(Dataset items)
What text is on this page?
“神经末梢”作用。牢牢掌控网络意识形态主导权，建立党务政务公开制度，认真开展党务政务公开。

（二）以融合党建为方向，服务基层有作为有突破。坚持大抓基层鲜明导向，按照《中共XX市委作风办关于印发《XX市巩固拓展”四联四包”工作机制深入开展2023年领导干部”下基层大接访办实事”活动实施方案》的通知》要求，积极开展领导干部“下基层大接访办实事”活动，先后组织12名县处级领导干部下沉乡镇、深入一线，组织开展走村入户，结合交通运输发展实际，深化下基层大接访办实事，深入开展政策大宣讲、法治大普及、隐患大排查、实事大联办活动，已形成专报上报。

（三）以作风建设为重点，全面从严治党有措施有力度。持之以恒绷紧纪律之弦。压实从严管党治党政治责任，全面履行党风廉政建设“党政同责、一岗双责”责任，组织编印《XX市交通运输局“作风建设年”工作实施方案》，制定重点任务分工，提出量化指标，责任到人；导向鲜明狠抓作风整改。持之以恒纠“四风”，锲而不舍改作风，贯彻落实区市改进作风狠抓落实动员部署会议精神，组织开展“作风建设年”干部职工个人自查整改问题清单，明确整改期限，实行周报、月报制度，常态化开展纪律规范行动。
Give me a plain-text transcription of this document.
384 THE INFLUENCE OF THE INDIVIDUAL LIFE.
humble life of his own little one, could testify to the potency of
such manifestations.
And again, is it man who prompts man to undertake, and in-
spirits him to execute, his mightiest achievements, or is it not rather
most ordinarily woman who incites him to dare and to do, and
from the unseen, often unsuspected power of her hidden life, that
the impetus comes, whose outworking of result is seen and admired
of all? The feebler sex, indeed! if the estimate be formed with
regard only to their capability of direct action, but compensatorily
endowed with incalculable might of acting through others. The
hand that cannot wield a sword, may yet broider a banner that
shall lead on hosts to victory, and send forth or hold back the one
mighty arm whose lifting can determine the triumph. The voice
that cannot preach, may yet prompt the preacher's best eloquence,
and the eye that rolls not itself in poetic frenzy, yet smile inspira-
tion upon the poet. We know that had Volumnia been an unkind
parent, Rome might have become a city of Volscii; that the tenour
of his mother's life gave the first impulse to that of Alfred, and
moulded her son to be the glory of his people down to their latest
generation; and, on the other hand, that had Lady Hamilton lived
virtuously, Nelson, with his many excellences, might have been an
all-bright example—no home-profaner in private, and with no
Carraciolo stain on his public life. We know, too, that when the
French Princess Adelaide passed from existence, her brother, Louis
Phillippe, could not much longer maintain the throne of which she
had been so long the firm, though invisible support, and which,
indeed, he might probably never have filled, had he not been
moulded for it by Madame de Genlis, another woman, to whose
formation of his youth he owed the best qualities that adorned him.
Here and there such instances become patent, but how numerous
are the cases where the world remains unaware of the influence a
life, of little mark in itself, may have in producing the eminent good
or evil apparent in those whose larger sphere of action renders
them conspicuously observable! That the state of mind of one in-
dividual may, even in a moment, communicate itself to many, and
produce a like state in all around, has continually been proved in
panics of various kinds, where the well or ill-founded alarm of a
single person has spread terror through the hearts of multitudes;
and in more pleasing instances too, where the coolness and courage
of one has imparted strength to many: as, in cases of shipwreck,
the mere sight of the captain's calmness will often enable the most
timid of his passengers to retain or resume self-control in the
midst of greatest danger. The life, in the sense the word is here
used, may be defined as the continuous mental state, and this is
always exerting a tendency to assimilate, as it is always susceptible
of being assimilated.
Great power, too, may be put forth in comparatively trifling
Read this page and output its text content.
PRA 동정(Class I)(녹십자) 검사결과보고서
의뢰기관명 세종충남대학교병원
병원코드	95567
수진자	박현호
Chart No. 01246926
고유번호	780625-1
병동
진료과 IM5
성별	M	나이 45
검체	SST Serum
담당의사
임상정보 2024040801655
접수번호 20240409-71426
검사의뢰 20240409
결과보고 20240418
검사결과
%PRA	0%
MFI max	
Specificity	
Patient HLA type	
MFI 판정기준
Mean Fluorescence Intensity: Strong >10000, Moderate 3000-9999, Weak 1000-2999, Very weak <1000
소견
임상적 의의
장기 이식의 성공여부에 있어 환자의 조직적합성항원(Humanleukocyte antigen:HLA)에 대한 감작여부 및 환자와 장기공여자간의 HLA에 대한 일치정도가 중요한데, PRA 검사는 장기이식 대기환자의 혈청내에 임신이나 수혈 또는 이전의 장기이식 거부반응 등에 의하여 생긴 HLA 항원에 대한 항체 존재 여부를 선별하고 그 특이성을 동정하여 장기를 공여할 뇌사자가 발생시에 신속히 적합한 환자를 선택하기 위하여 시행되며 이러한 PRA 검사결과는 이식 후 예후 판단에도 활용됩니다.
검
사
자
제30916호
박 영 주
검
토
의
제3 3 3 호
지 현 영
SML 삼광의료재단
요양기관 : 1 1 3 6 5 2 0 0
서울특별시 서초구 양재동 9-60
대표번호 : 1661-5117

Directive =
Return every record, word for word.

Complete response =
What text is on this page?
“神经末梢”作用。牢牢掌控网络意识形态主导权，建立党务政务公开制度，认真开展党务政务公开。

（二）以融合党建为方向，服务基层有作为有突破。坚持大抓基层鲜明导向，按照《中共XX市委作风办关于印发《XX市巩固拓展”四联四包”工作机制深入开展2023年领导干部”下基层大接访办实事”活动实施方案》的通知》要求，积极开展领导干部“下基层大接访办实事”活动，先后组织12名县处级领导干部下沉乡镇、深入一线，组织开展走村入户，结合交通运输发展实际，深化下基层大接访办实事，深入开展政策大宣讲、法治大普及、隐患大排查、实事大联办活动，已形成专报上报。

（三）以作风建设为重点，全面从严治党有措施有力度。持之以恒绷紧纪律之弦。压实从严管党治党政治责任，全面履行党风廉政建设“党政同责、一岗双责”责任，组织编印《XX市交通运输局“作风建设年”工作实施方案》，制定重点任务分工，提出量化指标，责任到人；导向鲜明狠抓作风整改。持之以恒纠“四风”，锲而不舍改作风，贯彻落实区市改进作风狠抓落实动员部署会议精神，组织开展“作风建设年”干部职工个人自查整改问题清单，明确整改期限，实行周报、月报制度，常态化开展纪律规范行动。
Give me a plain-text transcription of this document.
384 THE INFLUENCE OF THE INDIVIDUAL LIFE.
humble life of his own little one, could testify to the potency of
such manifestations.
And again, is it man who prompts man to undertake, and in-
spirits him to execute, his mightiest achievements, or is it not rather
most ordinarily woman who incites him to dare and to do, and
from the unseen, often unsuspected power of her hidden life, that
the impetus comes, whose outworking of result is seen and admired
of all? The feebler sex, indeed! if the estimate be formed with
regard only to their capability of direct action, but compensatorily
endowed with incalculable might of acting through others. The
hand that cannot wield a sword, may yet broider a banner that
shall lead on hosts to victory, and send forth or hold back the one
mighty arm whose lifting can determine the triumph. The voice
that cannot preach, may yet prompt the preacher's best eloquence,
and the eye that rolls not itself in poetic frenzy, yet smile inspira-
tion upon the poet. We know that had Volumnia been an unkind
parent, Rome might have become a city of Volscii; that the tenour
of his mother's life gave the first impulse to that of Alfred, and
moulded her son to be the glory of his people down to their latest
generation; and, on the other hand, that had Lady Hamilton lived
virtuously, Nelson, with his many excellences, might have been an
all-bright example—no home-profaner in private, and with no
Carraciolo stain on his public life. We know, too, that when the
French Princess Adelaide passed from existence, her brother, Louis
Phillippe, could not much longer maintain the throne of which she
had been so long the firm, though invisible support, and which,
indeed, he might probably never have filled, had he not been
moulded for it by Madame de Genlis, another woman, to whose
formation of his youth he owed the best qualities that adorned him.
Here and there such instances become patent, but how numerous
are the cases where the world remains unaware of the influence a
life, of little mark in itself, may have in producing the eminent good
or evil apparent in those whose larger sphere of action renders
them conspicuously observable! That the state of mind of one in-
dividual may, even in a moment, communicate itself to many, and
produce a like state in all around, has continually been proved in
panics of various kinds, where the well or ill-founded alarm of a
single person has spread terror through the hearts of multitudes;
and in more pleasing instances too, where the coolness and courage
of one has imparted strength to many: as, in cases of shipwreck,
the mere sight of the captain's calmness will often enable the most
timid of his passengers to retain or resume self-control in the
midst of greatest danger. The life, in the sense the word is here
used, may be defined as the continuous mental state, and this is
always exerting a tendency to assimilate, as it is always susceptible
of being assimilated.
Great power, too, may be put forth in comparatively trifling
Read this page and output its text content.
PRA 동정(Class I)(녹십자) 검사결과보고서
의뢰기관명 세종충남대학교병원
병원코드	95567
수진자	박현호
Chart No. 01246926
고유번호	780625-1
병동
진료과 IM5
성별	M	나이 45
검체	SST Serum
담당의사
임상정보 2024040801655
접수번호 20240409-71426
검사의뢰 20240409
결과보고 20240418
검사결과
%PRA	0%
MFI max	
Specificity	
Patient HLA type	
MFI 판정기준
Mean Fluorescence Intensity: Strong >10000, Moderate 3000-9999, Weak 1000-2999, Very weak <1000
소견
임상적 의의
장기 이식의 성공여부에 있어 환자의 조직적합성항원(Humanleukocyte antigen:HLA)에 대한 감작여부 및 환자와 장기공여자간의 HLA에 대한 일치정도가 중요한데, PRA 검사는 장기이식 대기환자의 혈청내에 임신이나 수혈 또는 이전의 장기이식 거부반응 등에 의하여 생긴 HLA 항원에 대한 항체 존재 여부를 선별하고 그 특이성을 동정하여 장기를 공여할 뇌사자가 발생시에 신속히 적합한 환자를 선택하기 위하여 시행되며 이러한 PRA 검사결과는 이식 후 예후 판단에도 활용됩니다.
검
사
자
제30916호
박 영 주
검
토
의
제3 3 3 호
지 현 영
SML 삼광의료재단
요양기관 : 1 1 3 6 5 2 0 0
서울특별시 서초구 양재동 9-60
대표번호 : 1661-5117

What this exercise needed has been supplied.